[Excerpts from a figure dataset]
• • • • • • •

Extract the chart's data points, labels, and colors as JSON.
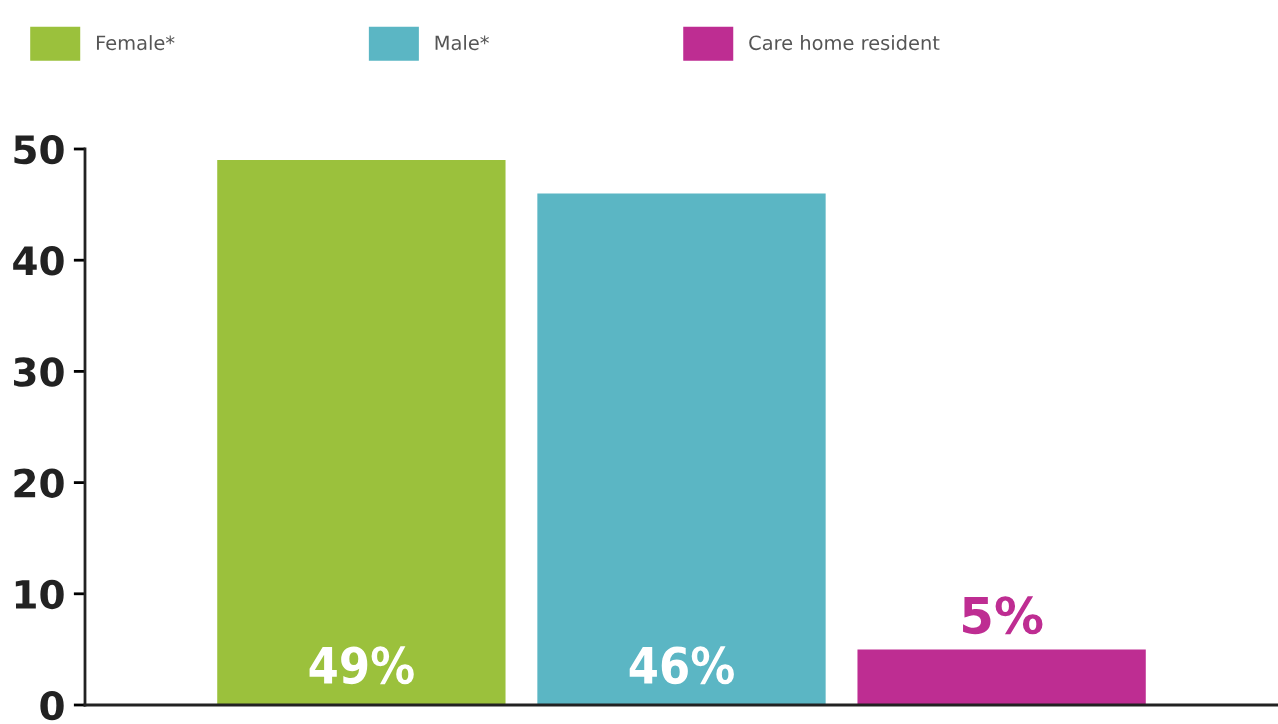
{
  "chart_data": {
    "type": "bar",
    "categories": [
      null
    ],
    "series": [
      {
        "name": "Female*",
        "color": "#9bc13c",
        "values": [
          49
        ],
        "value_labels": [
          "49%"
        ]
      },
      {
        "name": "Male*",
        "color": "#5bb6c4",
        "values": [
          46
        ],
        "value_labels": [
          "46%"
        ]
      },
      {
        "name": "Care home resident",
        "color": "#be2d92",
        "values": [
          5
        ],
        "value_labels": [
          "5%"
        ]
      }
    ],
    "ylim": [
      0,
      50
    ],
    "yticks": [
      0,
      10,
      20,
      30,
      40,
      50
    ],
    "grid": false,
    "legend": "top left"
  }
}
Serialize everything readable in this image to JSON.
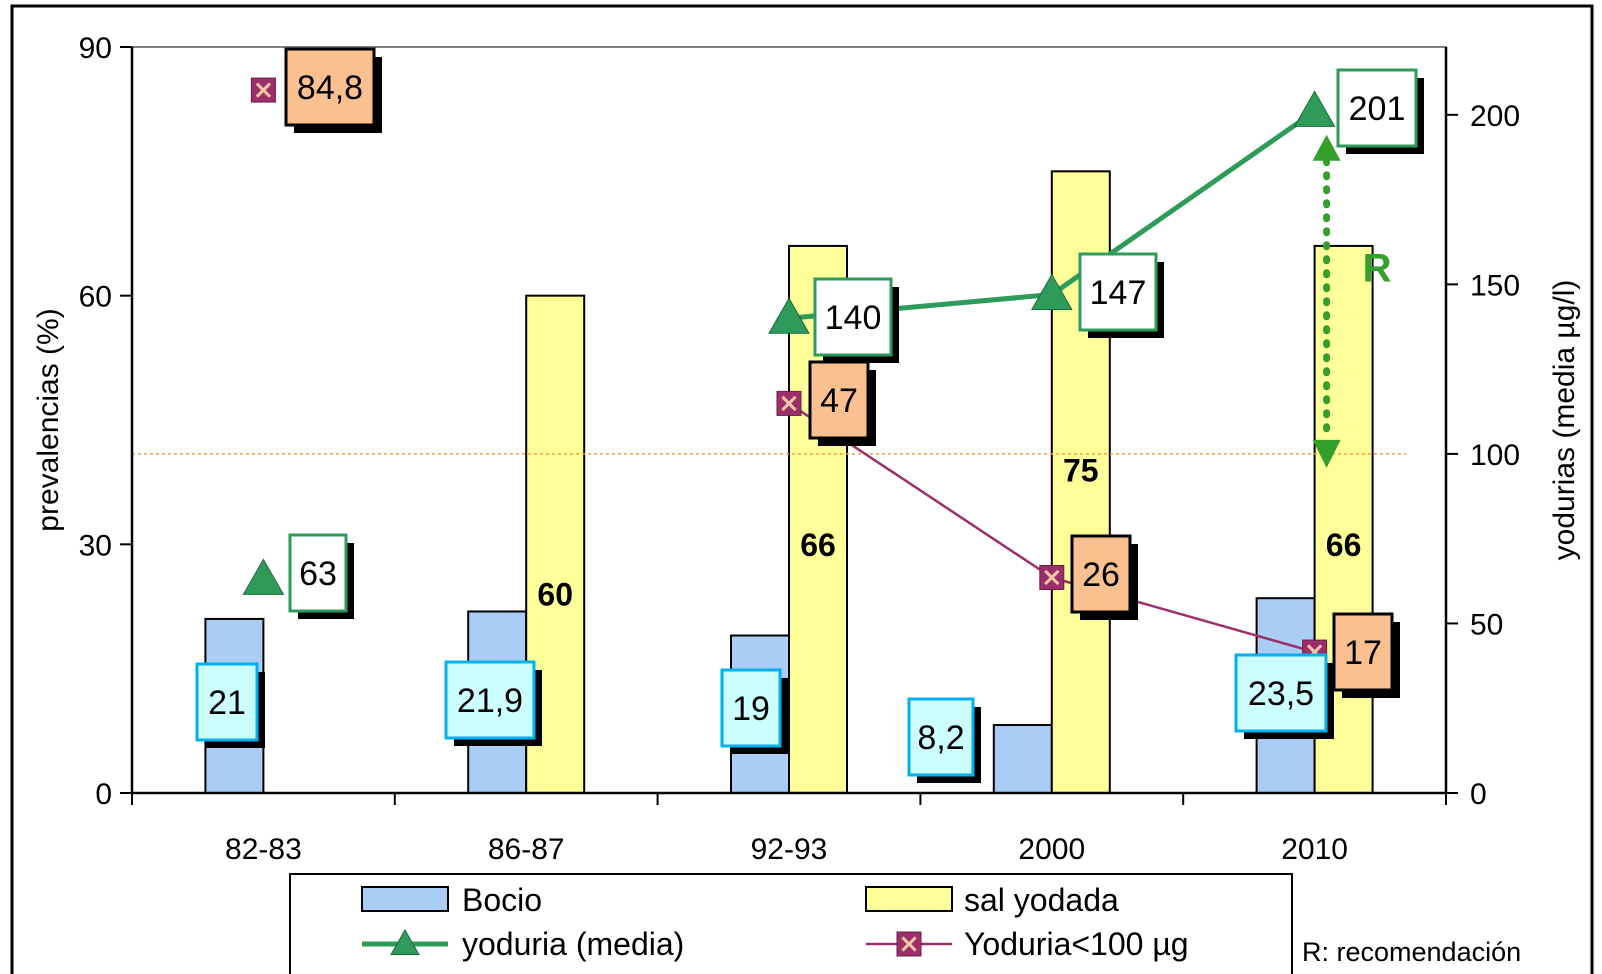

• • • • • • •

_Task_
Reproduce the entries exactly. Do not carry over any picture.

_The completed task_
Extract the chart's data points, labels, and colors as JSON.
{
  "chart_data": {
    "type": "bar",
    "categories": [
      null
    ],
    "series": [
      {
        "name": "Female*",
        "color": "#9bc13c",
        "values": [
          49
        ],
        "value_labels": [
          "49%"
        ]
      },
      {
        "name": "Male*",
        "color": "#5bb6c4",
        "values": [
          46
        ],
        "value_labels": [
          "46%"
        ]
      },
      {
        "name": "Care home resident",
        "color": "#be2d92",
        "values": [
          5
        ],
        "value_labels": [
          "5%"
        ]
      }
    ],
    "ylim": [
      0,
      50
    ],
    "yticks": [
      0,
      10,
      20,
      30,
      40,
      50
    ],
    "grid": false,
    "legend": "top left"
  }
}
Serialize everything readable in this image to JSON.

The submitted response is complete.